EXTRACTED MATERIAL:
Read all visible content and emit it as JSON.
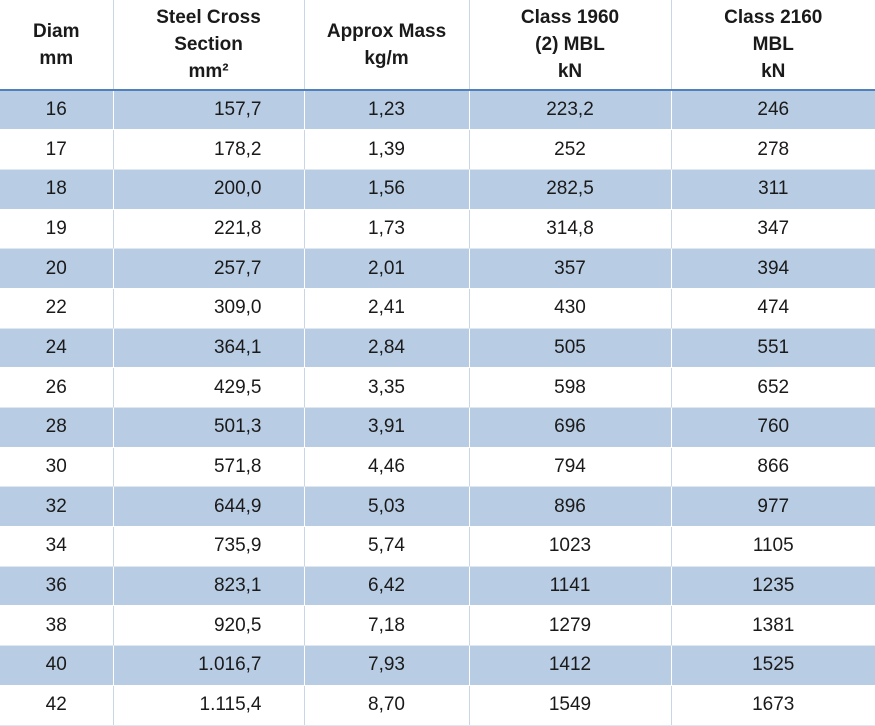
{
  "table": {
    "headers": [
      {
        "lines": [
          "Diam",
          "mm"
        ]
      },
      {
        "lines": [
          "Steel Cross",
          "Section",
          "mm²"
        ]
      },
      {
        "lines": [
          "Approx Mass",
          "kg/m"
        ]
      },
      {
        "lines": [
          "Class 1960",
          "(2)  MBL",
          "kN"
        ]
      },
      {
        "lines": [
          "Class 2160",
          "MBL",
          "kN"
        ]
      }
    ],
    "rows": [
      [
        "16",
        "157,7",
        "1,23",
        "223,2",
        "246"
      ],
      [
        "17",
        "178,2",
        "1,39",
        "252",
        "278"
      ],
      [
        "18",
        "200,0",
        "1,56",
        "282,5",
        "311"
      ],
      [
        "19",
        "221,8",
        "1,73",
        "314,8",
        "347"
      ],
      [
        "20",
        "257,7",
        "2,01",
        "357",
        "394"
      ],
      [
        "22",
        "309,0",
        "2,41",
        "430",
        "474"
      ],
      [
        "24",
        "364,1",
        "2,84",
        "505",
        "551"
      ],
      [
        "26",
        "429,5",
        "3,35",
        "598",
        "652"
      ],
      [
        "28",
        "501,3",
        "3,91",
        "696",
        "760"
      ],
      [
        "30",
        "571,8",
        "4,46",
        "794",
        "866"
      ],
      [
        "32",
        "644,9",
        "5,03",
        "896",
        "977"
      ],
      [
        "34",
        "735,9",
        "5,74",
        "1023",
        "1105"
      ],
      [
        "36",
        "823,1",
        "6,42",
        "1141",
        "1235"
      ],
      [
        "38",
        "920,5",
        "7,18",
        "1279",
        "1381"
      ],
      [
        "40",
        "1.016,7",
        "7,93",
        "1412",
        "1525"
      ],
      [
        "42",
        "1.115,4",
        "8,70",
        "1549",
        "1673"
      ]
    ]
  },
  "colors": {
    "band": "#b8cce4",
    "white": "#ffffff"
  }
}
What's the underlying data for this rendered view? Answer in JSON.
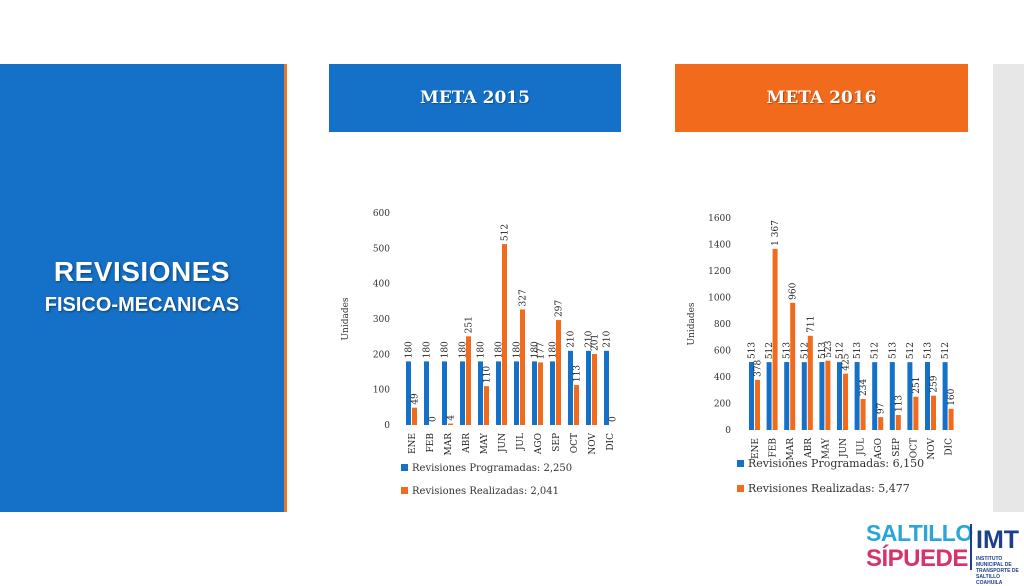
{
  "slide": {
    "title_line1": "REVISIONES",
    "title_line2": "FISICO-MECANICAS",
    "meta_2015": "META 2015",
    "meta_2016": "META 2016"
  },
  "logo": {
    "line1": "SALTILLO",
    "line2": "SÍPUEDE",
    "org": "IMT",
    "org_sub": "INSTITUTO MUNICIPAL DE TRANSPORTE DE SALTILLO COAHUILA"
  },
  "colors": {
    "blue": "#1570c8",
    "orange": "#f26a1b"
  },
  "chart_data": [
    {
      "type": "bar",
      "ylabel": "Unidades",
      "categories": [
        "ENE",
        "FEB",
        "MAR",
        "ABR",
        "MAY",
        "JUN",
        "JUL",
        "AGO",
        "SEP",
        "OCT",
        "NOV",
        "DIC"
      ],
      "ylim": [
        0,
        600
      ],
      "yticks": [
        0,
        100,
        200,
        300,
        400,
        500,
        600
      ],
      "series": [
        {
          "name": "Revisiones Programadas",
          "legend_text": "Revisiones Programadas: 2,250",
          "color": "#1570c8",
          "values": [
            180,
            180,
            180,
            180,
            180,
            180,
            180,
            180,
            180,
            210,
            210,
            210
          ],
          "labels": [
            "180",
            "180",
            "180",
            "180",
            "180",
            "180",
            "180",
            "180",
            "180",
            "210",
            "210",
            "210"
          ]
        },
        {
          "name": "Revisiones Realizadas",
          "legend_text": "Revisiones Realizadas: 2,041",
          "color": "#f26a1b",
          "values": [
            49,
            0,
            4,
            251,
            110,
            512,
            327,
            177,
            297,
            113,
            201,
            0
          ],
          "labels": [
            "49",
            "0",
            "4",
            "251",
            "110",
            "512",
            "327",
            "177",
            "297",
            "113",
            "201",
            "0"
          ]
        }
      ]
    },
    {
      "type": "bar",
      "ylabel": "Unidades",
      "categories": [
        "ENE",
        "FEB",
        "MAR",
        "ABR",
        "MAY",
        "JUN",
        "JUL",
        "AGO",
        "SEP",
        "OCT",
        "NOV",
        "DIC"
      ],
      "ylim": [
        0,
        1600
      ],
      "yticks": [
        0,
        200,
        400,
        600,
        800,
        1000,
        1200,
        1400,
        1600
      ],
      "series": [
        {
          "name": "Revisiones Programadas",
          "legend_text": "Revisiones Programadas: 6,150",
          "color": "#1570c8",
          "values": [
            513,
            512,
            513,
            512,
            513,
            512,
            513,
            512,
            513,
            512,
            513,
            512
          ],
          "labels": [
            "513",
            "512",
            "513",
            "512",
            "513",
            "512",
            "513",
            "512",
            "513",
            "512",
            "513",
            "512"
          ]
        },
        {
          "name": "Revisiones Realizadas",
          "legend_text": "Revisiones Realizadas: 5,477",
          "color": "#f26a1b",
          "values": [
            378,
            1367,
            960,
            711,
            523,
            425,
            234,
            97,
            113,
            251,
            259,
            160
          ],
          "labels": [
            "378",
            "1 367",
            "960",
            "711",
            "523",
            "425",
            "234",
            "97",
            "113",
            "251",
            "259",
            "160"
          ]
        }
      ]
    }
  ]
}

WHAT YOU WILL DO: Your task is to repeat the material above exactly, without its pictures.

FINAL RESULT:
Read all visible content and emit it as JSON.
{
  "table": {
    "headers": [
      {
        "lines": [
          "Diam",
          "mm"
        ]
      },
      {
        "lines": [
          "Steel Cross",
          "Section",
          "mm²"
        ]
      },
      {
        "lines": [
          "Approx Mass",
          "kg/m"
        ]
      },
      {
        "lines": [
          "Class 1960",
          "(2)  MBL",
          "kN"
        ]
      },
      {
        "lines": [
          "Class 2160",
          "MBL",
          "kN"
        ]
      }
    ],
    "rows": [
      [
        "16",
        "157,7",
        "1,23",
        "223,2",
        "246"
      ],
      [
        "17",
        "178,2",
        "1,39",
        "252",
        "278"
      ],
      [
        "18",
        "200,0",
        "1,56",
        "282,5",
        "311"
      ],
      [
        "19",
        "221,8",
        "1,73",
        "314,8",
        "347"
      ],
      [
        "20",
        "257,7",
        "2,01",
        "357",
        "394"
      ],
      [
        "22",
        "309,0",
        "2,41",
        "430",
        "474"
      ],
      [
        "24",
        "364,1",
        "2,84",
        "505",
        "551"
      ],
      [
        "26",
        "429,5",
        "3,35",
        "598",
        "652"
      ],
      [
        "28",
        "501,3",
        "3,91",
        "696",
        "760"
      ],
      [
        "30",
        "571,8",
        "4,46",
        "794",
        "866"
      ],
      [
        "32",
        "644,9",
        "5,03",
        "896",
        "977"
      ],
      [
        "34",
        "735,9",
        "5,74",
        "1023",
        "1105"
      ],
      [
        "36",
        "823,1",
        "6,42",
        "1141",
        "1235"
      ],
      [
        "38",
        "920,5",
        "7,18",
        "1279",
        "1381"
      ],
      [
        "40",
        "1.016,7",
        "7,93",
        "1412",
        "1525"
      ],
      [
        "42",
        "1.115,4",
        "8,70",
        "1549",
        "1673"
      ]
    ]
  },
  "colors": {
    "band": "#b8cce4",
    "white": "#ffffff"
  }
}
What's the underlying data for this rendered view? Answer in JSON.
{
  "slide": {
    "title_line1": "REVISIONES",
    "title_line2": "FISICO-MECANICAS",
    "meta_2015": "META 2015",
    "meta_2016": "META 2016"
  },
  "logo": {
    "line1": "SALTILLO",
    "line2": "SÍPUEDE",
    "org": "IMT",
    "org_sub": "INSTITUTO MUNICIPAL DE TRANSPORTE DE SALTILLO COAHUILA"
  },
  "colors": {
    "blue": "#1570c8",
    "orange": "#f26a1b"
  },
  "chart_data": [
    {
      "type": "bar",
      "ylabel": "Unidades",
      "categories": [
        "ENE",
        "FEB",
        "MAR",
        "ABR",
        "MAY",
        "JUN",
        "JUL",
        "AGO",
        "SEP",
        "OCT",
        "NOV",
        "DIC"
      ],
      "ylim": [
        0,
        600
      ],
      "yticks": [
        0,
        100,
        200,
        300,
        400,
        500,
        600
      ],
      "series": [
        {
          "name": "Revisiones Programadas",
          "legend_text": "Revisiones Programadas: 2,250",
          "color": "#1570c8",
          "values": [
            180,
            180,
            180,
            180,
            180,
            180,
            180,
            180,
            180,
            210,
            210,
            210
          ],
          "labels": [
            "180",
            "180",
            "180",
            "180",
            "180",
            "180",
            "180",
            "180",
            "180",
            "210",
            "210",
            "210"
          ]
        },
        {
          "name": "Revisiones Realizadas",
          "legend_text": "Revisiones Realizadas: 2,041",
          "color": "#f26a1b",
          "values": [
            49,
            0,
            4,
            251,
            110,
            512,
            327,
            177,
            297,
            113,
            201,
            0
          ],
          "labels": [
            "49",
            "0",
            "4",
            "251",
            "110",
            "512",
            "327",
            "177",
            "297",
            "113",
            "201",
            "0"
          ]
        }
      ]
    },
    {
      "type": "bar",
      "ylabel": "Unidades",
      "categories": [
        "ENE",
        "FEB",
        "MAR",
        "ABR",
        "MAY",
        "JUN",
        "JUL",
        "AGO",
        "SEP",
        "OCT",
        "NOV",
        "DIC"
      ],
      "ylim": [
        0,
        1600
      ],
      "yticks": [
        0,
        200,
        400,
        600,
        800,
        1000,
        1200,
        1400,
        1600
      ],
      "series": [
        {
          "name": "Revisiones Programadas",
          "legend_text": "Revisiones Programadas: 6,150",
          "color": "#1570c8",
          "values": [
            513,
            512,
            513,
            512,
            513,
            512,
            513,
            512,
            513,
            512,
            513,
            512
          ],
          "labels": [
            "513",
            "512",
            "513",
            "512",
            "513",
            "512",
            "513",
            "512",
            "513",
            "512",
            "513",
            "512"
          ]
        },
        {
          "name": "Revisiones Realizadas",
          "legend_text": "Revisiones Realizadas: 5,477",
          "color": "#f26a1b",
          "values": [
            378,
            1367,
            960,
            711,
            523,
            425,
            234,
            97,
            113,
            251,
            259,
            160
          ],
          "labels": [
            "378",
            "1 367",
            "960",
            "711",
            "523",
            "425",
            "234",
            "97",
            "113",
            "251",
            "259",
            "160"
          ]
        }
      ]
    }
  ]
}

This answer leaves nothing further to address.